Copy each line below in which the string "label" occurs.

» **Stored records**
_ _ _ _ _

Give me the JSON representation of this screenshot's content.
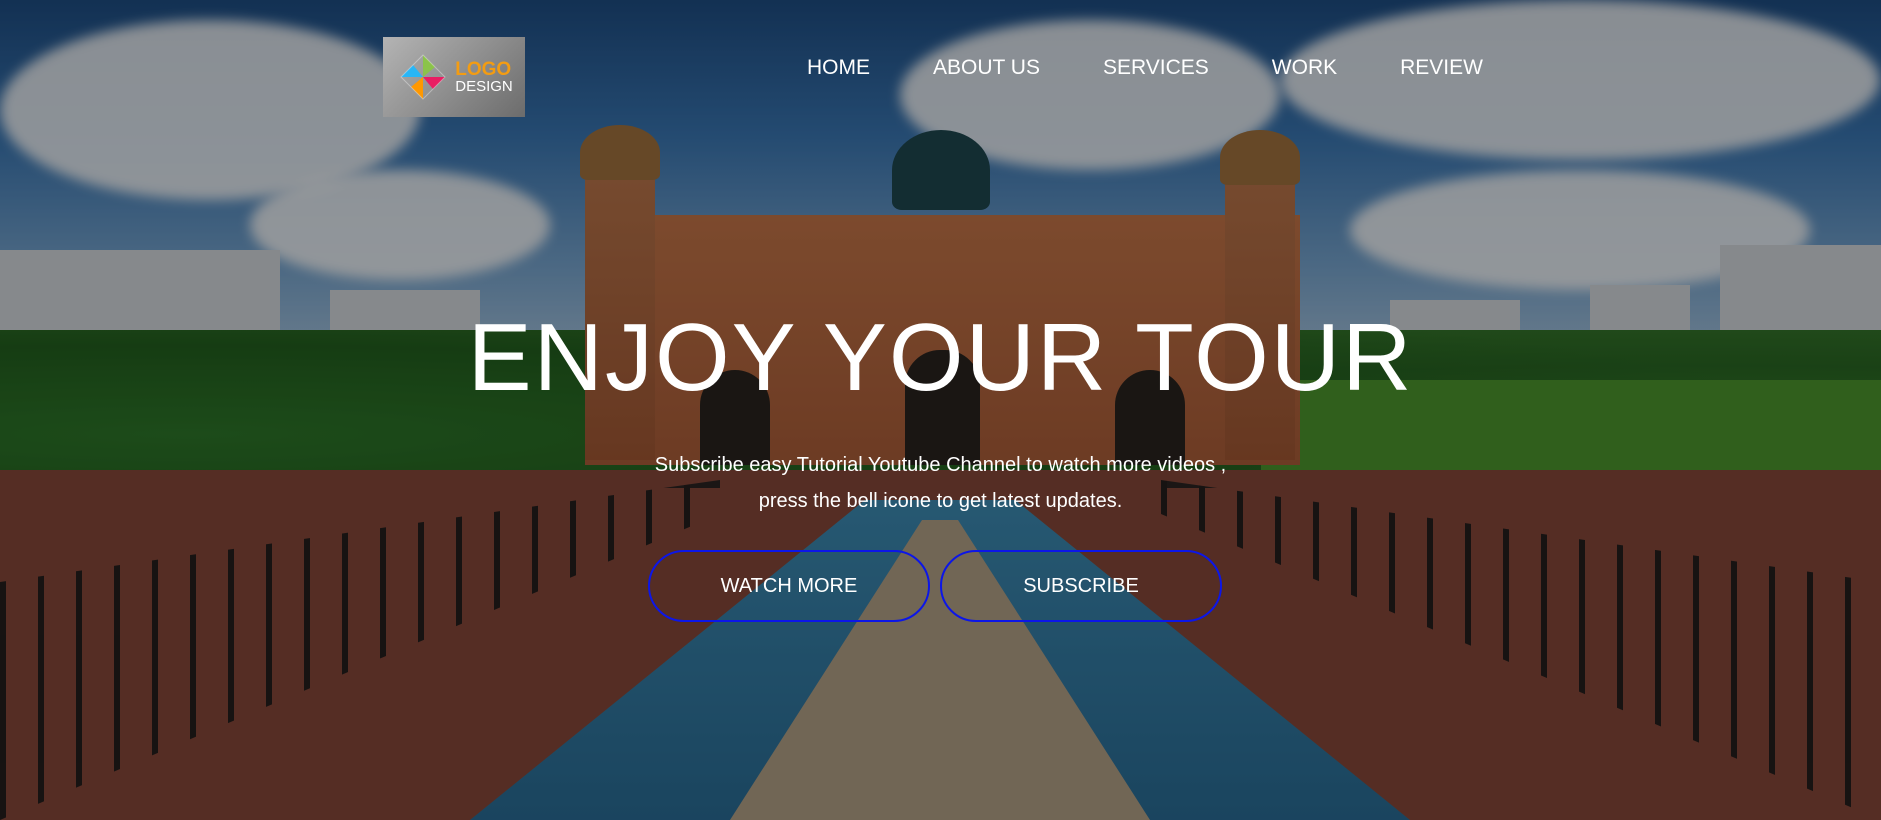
{
  "logo": {
    "line1": "LOGO",
    "line2": "DESIGN"
  },
  "nav": [
    {
      "label": "HOME"
    },
    {
      "label": "ABOUT US"
    },
    {
      "label": "SERVICES"
    },
    {
      "label": "WORK"
    },
    {
      "label": "REVIEW"
    }
  ],
  "hero": {
    "title": "ENJOY YOUR TOUR",
    "subtitle_line1": "Subscribe easy Tutorial Youtube Channel to watch more videos ,",
    "subtitle_line2": "press the bell icone to get latest updates."
  },
  "buttons": {
    "watch_more": "WATCH MORE",
    "subscribe": "SUBSCRIBE"
  },
  "colors": {
    "button_border": "#0c16e8",
    "text": "#ffffff",
    "logo_accent": "#f39c12"
  }
}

_ _ _ _ _

» **Reply to the task**
      "label": "HOME"
      "label": "ABOUT US"
      "label": "SERVICES"
      "label": "WORK"
      "label": "REVIEW"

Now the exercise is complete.